>> START MATERIAL FOR THIS EXERCISE

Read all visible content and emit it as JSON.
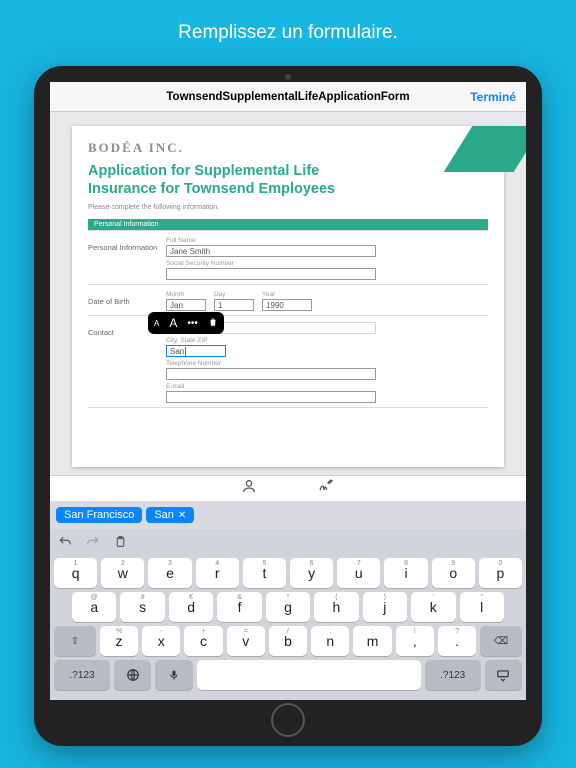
{
  "tagline": "Remplissez un formulaire.",
  "navbar": {
    "title": "TownsendSupplementalLifeApplicationForm",
    "done": "Terminé"
  },
  "doc": {
    "brand": "BODÉA INC.",
    "title_l1": "Application for Supplemental Life",
    "title_l2": "Insurance for Townsend Employees",
    "subnote": "Please complete the following information.",
    "section": "Personal Information",
    "rows": {
      "pi": "Personal Information",
      "dob": "Date of Birth",
      "contact": "Contact"
    },
    "fields": {
      "full_name_label": "Full Name",
      "full_name_value": "Jane Smith",
      "ssn_label": "Social Security Number",
      "month_label": "Month",
      "month_value": "Jan",
      "day_label": "Day",
      "day_value": "1",
      "year_label": "Year",
      "year_value": "1990",
      "city_label": "City, State ZIP",
      "city_value": "San",
      "tel_label": "Telephone Number",
      "email_label": "E-mail"
    }
  },
  "popup": {
    "smallA": "A",
    "bigA": "A",
    "dots": "•••"
  },
  "suggestions": {
    "chip1": "San Francisco",
    "chip2": "San"
  },
  "keyboard": {
    "row1_alt": [
      "1",
      "2",
      "3",
      "4",
      "5",
      "6",
      "7",
      "8",
      "9",
      "0"
    ],
    "row1": [
      "q",
      "w",
      "e",
      "r",
      "t",
      "y",
      "u",
      "i",
      "o",
      "p"
    ],
    "row2_alt": [
      "@",
      "#",
      "€",
      "&",
      "*",
      "(",
      ")",
      "'",
      "\""
    ],
    "row2": [
      "a",
      "s",
      "d",
      "f",
      "g",
      "h",
      "j",
      "k",
      "l"
    ],
    "row3_alt": [
      "%",
      "-",
      "+",
      "=",
      "/",
      ";",
      ":",
      "!",
      "?"
    ],
    "row3": [
      "z",
      "x",
      "c",
      "v",
      "b",
      "n",
      "m",
      ",",
      "."
    ],
    "mods": {
      "shift": "⇧",
      "back": "⌫",
      "numbers": ".?123",
      "globe": "🌐",
      "mic": "🎤",
      "hide": "⌨"
    }
  }
}
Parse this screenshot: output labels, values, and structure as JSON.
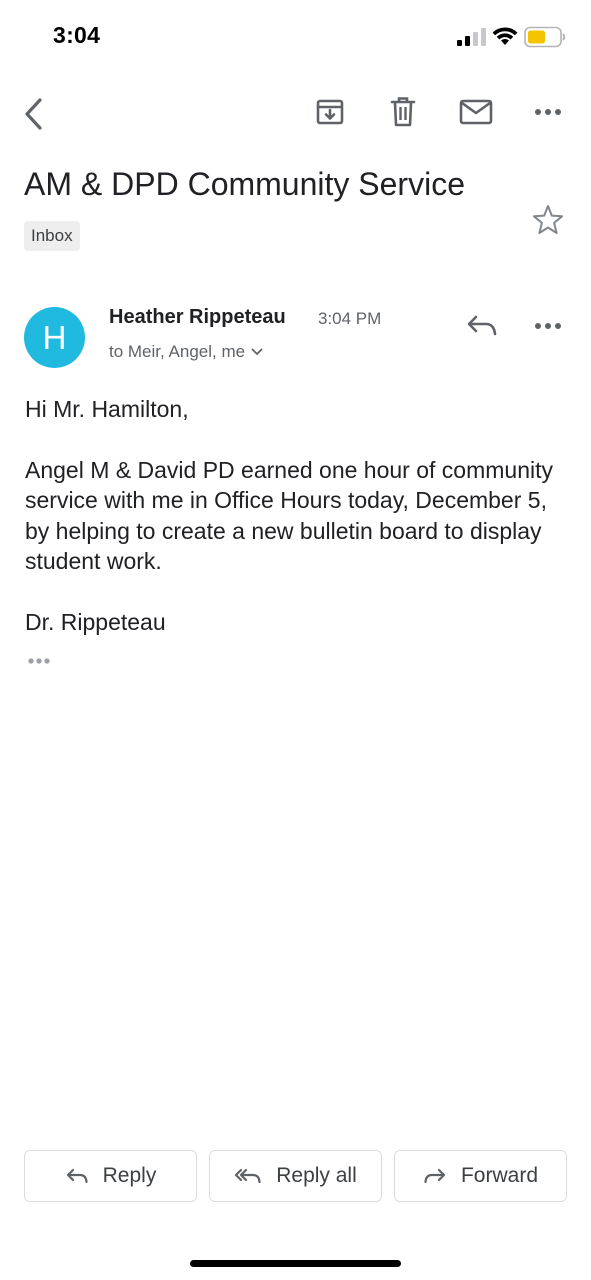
{
  "status_bar": {
    "time": "3:04",
    "icons": [
      "cellular-signal-icon",
      "wifi-icon",
      "battery-icon"
    ],
    "battery_color": "#f5c400"
  },
  "toolbar": {
    "icons": [
      "back-icon",
      "archive-icon",
      "trash-icon",
      "mail-icon",
      "more-icon"
    ]
  },
  "email": {
    "subject": "AM & DPD Community Service",
    "label": "Inbox",
    "sender_initial": "H",
    "avatar_color": "#20b9e0",
    "sender": "Heather Rippeteau",
    "time": "3:04 PM",
    "recipients": "to Meir, Angel, me",
    "body": {
      "greeting": "Hi Mr. Hamilton,",
      "paragraph": "Angel M & David PD earned one hour of community service with me in Office Hours today, December 5, by helping to create a new bulletin board to display student work.",
      "signature": "Dr. Rippeteau"
    }
  },
  "actions": {
    "reply": "Reply",
    "reply_all": "Reply all",
    "forward": "Forward"
  }
}
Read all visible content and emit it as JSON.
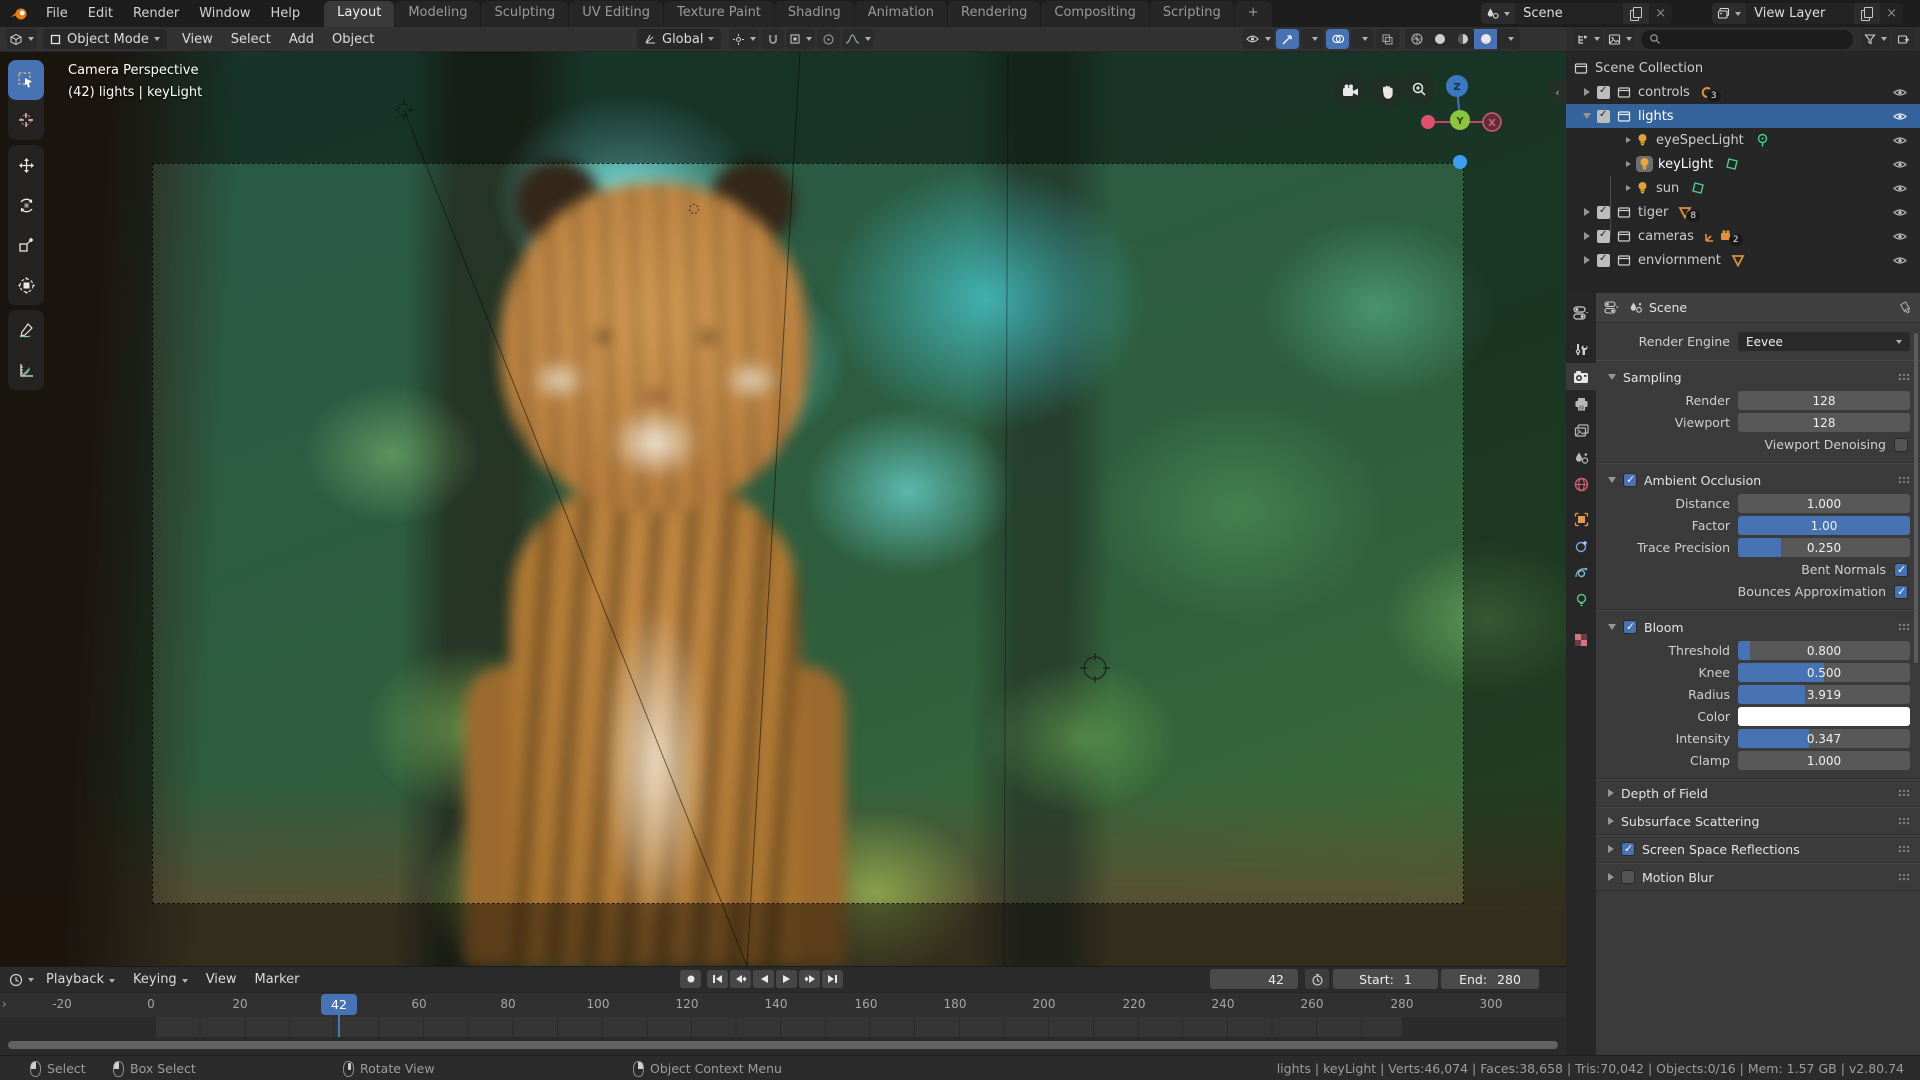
{
  "colors": {
    "accent": "#4772b3",
    "selection": "#35639c",
    "axis_x": "#e0506c",
    "axis_y": "#8bc53f",
    "axis_z": "#3b78bf",
    "light_icon": "#e0a03c",
    "data_icon_green": "#44cf8c"
  },
  "topbar": {
    "menus": [
      "File",
      "Edit",
      "Render",
      "Window",
      "Help"
    ],
    "tabs": [
      "Layout",
      "Modeling",
      "Sculpting",
      "UV Editing",
      "Texture Paint",
      "Shading",
      "Animation",
      "Rendering",
      "Compositing",
      "Scripting",
      "+"
    ],
    "active_tab": "Layout",
    "scene_selector": {
      "value": "Scene"
    },
    "view_layer_selector": {
      "value": "View Layer"
    }
  },
  "viewport_header": {
    "mode": "Object Mode",
    "menus": [
      "View",
      "Select",
      "Add",
      "Object"
    ],
    "orientation": "Global"
  },
  "viewport": {
    "overlay": {
      "line1": "Camera Perspective",
      "line2": "(42) lights | keyLight"
    },
    "gizmo": {
      "z": "Z",
      "y": "Y",
      "x": "X"
    }
  },
  "outliner": {
    "root": "Scene Collection",
    "items": [
      {
        "label": "controls",
        "badge": "3"
      },
      {
        "label": "lights"
      },
      {
        "label": "eyeSpecLight"
      },
      {
        "label": "keyLight"
      },
      {
        "label": "sun"
      },
      {
        "label": "tiger",
        "badge": "8"
      },
      {
        "label": "cameras",
        "badge": "2"
      },
      {
        "label": "enviornment"
      }
    ]
  },
  "properties": {
    "breadcrumb": "Scene",
    "render_engine": {
      "label": "Render Engine",
      "value": "Eevee"
    },
    "sampling": {
      "title": "Sampling",
      "render": {
        "label": "Render",
        "value": "128"
      },
      "viewport": {
        "label": "Viewport",
        "value": "128"
      },
      "denoising": {
        "label": "Viewport Denoising",
        "checked": false
      }
    },
    "ao": {
      "title": "Ambient Occlusion",
      "checked": true,
      "distance": {
        "label": "Distance",
        "value": "1.000"
      },
      "factor": {
        "label": "Factor",
        "value": "1.00"
      },
      "trace": {
        "label": "Trace Precision",
        "value": "0.250"
      },
      "bent": {
        "label": "Bent Normals",
        "checked": true
      },
      "bounces": {
        "label": "Bounces Approximation",
        "checked": true
      }
    },
    "bloom": {
      "title": "Bloom",
      "checked": true,
      "threshold": {
        "label": "Threshold",
        "value": "0.800"
      },
      "knee": {
        "label": "Knee",
        "value": "0.500"
      },
      "radius": {
        "label": "Radius",
        "value": "3.919"
      },
      "color": {
        "label": "Color",
        "value": "#ffffff"
      },
      "intensity": {
        "label": "Intensity",
        "value": "0.347"
      },
      "clamp": {
        "label": "Clamp",
        "value": "1.000"
      }
    },
    "collapsed": [
      {
        "title": "Depth of Field"
      },
      {
        "title": "Subsurface Scattering"
      },
      {
        "title": "Screen Space Reflections",
        "checked": true
      },
      {
        "title": "Motion Blur",
        "checked": false
      }
    ]
  },
  "timeline": {
    "menus": [
      "Playback",
      "Keying",
      "View",
      "Marker"
    ],
    "current_frame": "42",
    "start_label": "Start:",
    "start_value": "1",
    "end_label": "End:",
    "end_value": "280",
    "ticks": [
      "-20",
      "0",
      "20",
      "60",
      "80",
      "100",
      "120",
      "140",
      "160",
      "180",
      "200",
      "220",
      "240",
      "260",
      "280",
      "300"
    ]
  },
  "statusbar": {
    "hints": [
      {
        "label": "Select"
      },
      {
        "label": "Box Select"
      },
      {
        "label": "Rotate View"
      },
      {
        "label": "Object Context Menu"
      }
    ],
    "stats": "lights | keyLight | Verts:46,074 | Faces:38,658 | Tris:70,042 | Objects:0/16 | Mem: 1.57 GB | v2.80.74"
  }
}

>> END MATERIAL FOR THIS EXERCISE

• TASK STATEMENT:
Gather each line of the listing that holds the string "lights".

• THE COMPLETED TASK:
      "line2": "(42) lights | keyLight"
        "label": "lights"
    "stats": "lights | keyLight | Verts:46,074 | Faces:38,658 | Tris:70,042 | Objects:0/16 | Mem: 1.57 GB | v2.80.74"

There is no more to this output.